● **EXERCISE OBJECTIVE**
Reproduce the listing below in its entirety. Change nothing.

● **RECORDED DATA**

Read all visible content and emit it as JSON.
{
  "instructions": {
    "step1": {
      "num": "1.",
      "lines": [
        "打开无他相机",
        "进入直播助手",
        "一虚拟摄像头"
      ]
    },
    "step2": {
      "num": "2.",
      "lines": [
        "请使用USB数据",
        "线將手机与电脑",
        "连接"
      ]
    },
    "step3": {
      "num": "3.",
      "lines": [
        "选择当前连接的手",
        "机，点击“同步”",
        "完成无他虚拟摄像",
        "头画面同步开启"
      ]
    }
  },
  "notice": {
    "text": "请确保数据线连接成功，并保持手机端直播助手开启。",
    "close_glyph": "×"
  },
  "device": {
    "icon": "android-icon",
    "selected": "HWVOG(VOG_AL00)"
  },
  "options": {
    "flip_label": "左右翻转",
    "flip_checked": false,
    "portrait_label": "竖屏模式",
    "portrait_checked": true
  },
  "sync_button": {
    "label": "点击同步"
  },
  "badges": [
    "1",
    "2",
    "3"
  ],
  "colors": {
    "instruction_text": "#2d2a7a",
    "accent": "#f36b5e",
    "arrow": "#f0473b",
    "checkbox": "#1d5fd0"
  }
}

● **RESULT OF THIS EXERCISE**
Read all visible content and emit it as JSON.
{
  "instructions": {
    "step1": {
      "num": "1.",
      "lines": [
        "打开无他相机",
        "进入直播助手",
        "一虚拟摄像头"
      ]
    },
    "step2": {
      "num": "2.",
      "lines": [
        "请使用USB数据",
        "线將手机与电脑",
        "连接"
      ]
    },
    "step3": {
      "num": "3.",
      "lines": [
        "选择当前连接的手",
        "机，点击“同步”",
        "完成无他虚拟摄像",
        "头画面同步开启"
      ]
    }
  },
  "notice": {
    "text": "请确保数据线连接成功，并保持手机端直播助手开启。",
    "close_glyph": "×"
  },
  "device": {
    "icon": "android-icon",
    "selected": "HWVOG(VOG_AL00)"
  },
  "options": {
    "flip_label": "左右翻转",
    "flip_checked": false,
    "portrait_label": "竖屏模式",
    "portrait_checked": true
  },
  "sync_button": {
    "label": "点击同步"
  },
  "badges": [
    "1",
    "2",
    "3"
  ],
  "colors": {
    "instruction_text": "#2d2a7a",
    "accent": "#f36b5e",
    "arrow": "#f0473b",
    "checkbox": "#1d5fd0"
  }
}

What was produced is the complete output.